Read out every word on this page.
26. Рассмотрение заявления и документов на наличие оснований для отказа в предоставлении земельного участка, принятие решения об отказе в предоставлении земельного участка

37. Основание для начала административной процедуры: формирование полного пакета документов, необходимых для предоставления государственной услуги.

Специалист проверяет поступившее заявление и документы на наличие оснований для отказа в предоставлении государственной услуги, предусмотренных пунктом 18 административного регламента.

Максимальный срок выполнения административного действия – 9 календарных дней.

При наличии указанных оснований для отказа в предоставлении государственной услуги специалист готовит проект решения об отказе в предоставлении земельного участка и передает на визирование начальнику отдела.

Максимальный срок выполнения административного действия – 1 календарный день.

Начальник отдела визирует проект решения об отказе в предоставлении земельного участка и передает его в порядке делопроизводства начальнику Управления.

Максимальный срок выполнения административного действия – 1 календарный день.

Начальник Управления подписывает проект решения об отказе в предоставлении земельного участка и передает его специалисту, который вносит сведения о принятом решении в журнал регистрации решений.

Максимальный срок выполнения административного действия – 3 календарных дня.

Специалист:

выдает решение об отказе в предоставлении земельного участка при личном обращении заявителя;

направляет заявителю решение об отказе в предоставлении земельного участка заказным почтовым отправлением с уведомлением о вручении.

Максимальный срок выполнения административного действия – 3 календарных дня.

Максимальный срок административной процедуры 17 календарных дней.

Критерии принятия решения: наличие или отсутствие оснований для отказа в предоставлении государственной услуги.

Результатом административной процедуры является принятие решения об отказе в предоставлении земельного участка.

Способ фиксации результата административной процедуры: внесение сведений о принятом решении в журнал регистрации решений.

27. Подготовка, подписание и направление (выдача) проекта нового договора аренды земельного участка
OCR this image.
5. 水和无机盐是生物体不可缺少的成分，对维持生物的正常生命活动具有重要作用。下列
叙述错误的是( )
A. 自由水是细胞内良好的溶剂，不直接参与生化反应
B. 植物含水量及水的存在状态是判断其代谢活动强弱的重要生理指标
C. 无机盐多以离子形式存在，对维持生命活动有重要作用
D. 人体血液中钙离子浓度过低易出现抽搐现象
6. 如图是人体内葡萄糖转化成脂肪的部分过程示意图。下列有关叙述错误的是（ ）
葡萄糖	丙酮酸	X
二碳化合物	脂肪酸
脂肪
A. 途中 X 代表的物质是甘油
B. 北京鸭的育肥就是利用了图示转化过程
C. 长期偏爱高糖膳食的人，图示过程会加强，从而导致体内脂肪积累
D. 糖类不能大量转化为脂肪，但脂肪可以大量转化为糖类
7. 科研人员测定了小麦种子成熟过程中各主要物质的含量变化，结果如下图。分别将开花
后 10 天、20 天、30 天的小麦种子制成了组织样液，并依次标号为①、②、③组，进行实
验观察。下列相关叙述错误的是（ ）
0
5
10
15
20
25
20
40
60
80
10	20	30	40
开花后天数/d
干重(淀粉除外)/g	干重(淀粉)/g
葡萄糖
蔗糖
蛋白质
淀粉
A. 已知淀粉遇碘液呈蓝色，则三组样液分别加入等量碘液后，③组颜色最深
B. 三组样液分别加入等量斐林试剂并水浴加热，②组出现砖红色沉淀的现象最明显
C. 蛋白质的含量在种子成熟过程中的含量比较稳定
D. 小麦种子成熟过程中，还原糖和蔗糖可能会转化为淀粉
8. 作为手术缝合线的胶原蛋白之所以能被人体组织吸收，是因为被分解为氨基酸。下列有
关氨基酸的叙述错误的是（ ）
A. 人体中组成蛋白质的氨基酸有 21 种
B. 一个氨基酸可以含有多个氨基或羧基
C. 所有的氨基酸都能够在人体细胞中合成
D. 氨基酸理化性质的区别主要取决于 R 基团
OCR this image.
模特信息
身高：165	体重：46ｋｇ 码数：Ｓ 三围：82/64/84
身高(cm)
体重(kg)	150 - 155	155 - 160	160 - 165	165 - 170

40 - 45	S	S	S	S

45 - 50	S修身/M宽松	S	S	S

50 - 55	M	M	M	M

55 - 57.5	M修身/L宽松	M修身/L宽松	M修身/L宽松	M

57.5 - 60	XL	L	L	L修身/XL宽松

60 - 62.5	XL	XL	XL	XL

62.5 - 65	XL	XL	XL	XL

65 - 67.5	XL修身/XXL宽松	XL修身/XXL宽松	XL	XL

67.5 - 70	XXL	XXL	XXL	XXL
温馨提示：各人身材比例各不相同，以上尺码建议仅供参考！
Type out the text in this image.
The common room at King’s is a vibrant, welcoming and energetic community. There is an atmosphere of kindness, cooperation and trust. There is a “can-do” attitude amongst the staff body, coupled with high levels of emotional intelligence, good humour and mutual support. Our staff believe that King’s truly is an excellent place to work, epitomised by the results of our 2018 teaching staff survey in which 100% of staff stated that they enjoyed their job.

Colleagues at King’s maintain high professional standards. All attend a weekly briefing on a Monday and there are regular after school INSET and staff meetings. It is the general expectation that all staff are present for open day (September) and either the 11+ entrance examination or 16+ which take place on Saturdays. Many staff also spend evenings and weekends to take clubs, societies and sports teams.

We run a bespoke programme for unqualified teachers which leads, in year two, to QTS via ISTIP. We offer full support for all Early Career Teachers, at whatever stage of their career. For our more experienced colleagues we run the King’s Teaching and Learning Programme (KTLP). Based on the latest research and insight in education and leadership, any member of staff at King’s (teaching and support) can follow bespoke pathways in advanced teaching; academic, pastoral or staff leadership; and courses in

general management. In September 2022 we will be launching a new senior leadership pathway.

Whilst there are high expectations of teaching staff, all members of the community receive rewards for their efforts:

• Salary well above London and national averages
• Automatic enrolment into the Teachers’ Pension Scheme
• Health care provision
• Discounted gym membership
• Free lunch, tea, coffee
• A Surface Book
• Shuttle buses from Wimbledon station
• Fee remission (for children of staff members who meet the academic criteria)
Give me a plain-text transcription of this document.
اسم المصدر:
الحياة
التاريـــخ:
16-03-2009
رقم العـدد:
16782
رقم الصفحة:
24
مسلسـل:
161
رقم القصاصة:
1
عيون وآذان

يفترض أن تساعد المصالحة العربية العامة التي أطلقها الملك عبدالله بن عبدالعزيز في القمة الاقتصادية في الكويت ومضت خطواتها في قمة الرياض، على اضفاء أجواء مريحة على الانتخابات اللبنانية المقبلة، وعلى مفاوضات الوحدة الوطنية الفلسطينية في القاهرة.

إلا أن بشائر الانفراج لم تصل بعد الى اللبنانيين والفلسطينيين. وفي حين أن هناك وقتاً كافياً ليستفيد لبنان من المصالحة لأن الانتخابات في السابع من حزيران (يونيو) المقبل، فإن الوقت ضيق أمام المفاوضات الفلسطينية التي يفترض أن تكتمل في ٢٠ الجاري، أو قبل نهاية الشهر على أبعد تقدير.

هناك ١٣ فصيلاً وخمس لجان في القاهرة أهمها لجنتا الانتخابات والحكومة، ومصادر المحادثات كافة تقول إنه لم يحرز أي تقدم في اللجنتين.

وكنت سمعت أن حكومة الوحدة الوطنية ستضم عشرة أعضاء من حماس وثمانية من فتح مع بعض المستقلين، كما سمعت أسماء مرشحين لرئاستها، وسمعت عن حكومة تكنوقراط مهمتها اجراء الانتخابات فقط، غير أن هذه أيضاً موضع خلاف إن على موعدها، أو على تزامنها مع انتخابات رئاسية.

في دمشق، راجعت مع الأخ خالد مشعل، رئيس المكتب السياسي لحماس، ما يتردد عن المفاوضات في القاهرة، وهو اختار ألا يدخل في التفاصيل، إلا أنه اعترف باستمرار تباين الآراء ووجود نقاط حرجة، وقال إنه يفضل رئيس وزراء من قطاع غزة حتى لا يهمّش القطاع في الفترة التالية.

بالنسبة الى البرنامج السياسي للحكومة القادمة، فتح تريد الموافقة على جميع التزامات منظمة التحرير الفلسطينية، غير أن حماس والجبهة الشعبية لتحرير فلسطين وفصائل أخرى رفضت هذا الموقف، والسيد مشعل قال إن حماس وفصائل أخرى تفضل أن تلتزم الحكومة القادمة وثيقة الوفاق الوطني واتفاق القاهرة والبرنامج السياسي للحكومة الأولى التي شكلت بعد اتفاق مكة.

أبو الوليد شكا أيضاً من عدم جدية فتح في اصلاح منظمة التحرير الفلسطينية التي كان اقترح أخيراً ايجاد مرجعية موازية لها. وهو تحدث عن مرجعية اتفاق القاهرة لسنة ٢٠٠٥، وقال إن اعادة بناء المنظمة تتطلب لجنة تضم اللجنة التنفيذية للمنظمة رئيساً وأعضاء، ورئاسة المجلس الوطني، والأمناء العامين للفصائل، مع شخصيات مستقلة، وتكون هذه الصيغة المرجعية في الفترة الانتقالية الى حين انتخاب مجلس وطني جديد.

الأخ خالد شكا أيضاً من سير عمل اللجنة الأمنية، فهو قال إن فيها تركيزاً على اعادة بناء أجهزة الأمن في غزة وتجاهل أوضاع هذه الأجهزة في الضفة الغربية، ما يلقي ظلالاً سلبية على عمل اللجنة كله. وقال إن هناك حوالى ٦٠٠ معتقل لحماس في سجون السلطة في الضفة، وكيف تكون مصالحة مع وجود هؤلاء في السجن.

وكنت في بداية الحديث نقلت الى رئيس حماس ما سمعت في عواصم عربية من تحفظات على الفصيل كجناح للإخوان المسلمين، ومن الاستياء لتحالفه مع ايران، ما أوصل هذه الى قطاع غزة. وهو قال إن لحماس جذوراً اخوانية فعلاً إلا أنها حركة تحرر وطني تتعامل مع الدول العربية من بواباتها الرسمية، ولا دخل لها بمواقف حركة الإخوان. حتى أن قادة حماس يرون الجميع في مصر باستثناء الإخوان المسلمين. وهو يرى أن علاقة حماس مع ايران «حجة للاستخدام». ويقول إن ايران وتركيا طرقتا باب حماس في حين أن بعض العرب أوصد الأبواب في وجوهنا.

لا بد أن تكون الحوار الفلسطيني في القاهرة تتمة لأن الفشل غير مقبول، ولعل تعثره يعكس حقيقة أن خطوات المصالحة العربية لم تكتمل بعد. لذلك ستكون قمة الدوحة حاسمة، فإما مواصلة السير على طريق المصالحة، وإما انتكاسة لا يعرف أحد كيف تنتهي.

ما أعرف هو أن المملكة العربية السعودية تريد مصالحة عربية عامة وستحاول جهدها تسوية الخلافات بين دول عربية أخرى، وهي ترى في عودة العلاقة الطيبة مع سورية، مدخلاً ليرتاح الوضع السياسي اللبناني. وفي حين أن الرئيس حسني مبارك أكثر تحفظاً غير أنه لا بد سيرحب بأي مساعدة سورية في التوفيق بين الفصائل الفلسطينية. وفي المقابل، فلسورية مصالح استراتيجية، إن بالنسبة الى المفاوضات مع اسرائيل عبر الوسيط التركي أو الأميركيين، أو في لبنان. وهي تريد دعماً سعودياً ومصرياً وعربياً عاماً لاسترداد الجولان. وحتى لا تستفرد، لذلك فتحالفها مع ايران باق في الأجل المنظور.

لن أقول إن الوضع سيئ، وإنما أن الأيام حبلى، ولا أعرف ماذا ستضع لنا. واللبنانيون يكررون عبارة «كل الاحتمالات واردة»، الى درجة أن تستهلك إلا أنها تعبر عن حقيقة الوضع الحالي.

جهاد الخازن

WORK REQUIRED:
The word "решений" may appear on some lines. Report how many lines hold it, giving the number alone.

WORKED SOLUTION:
2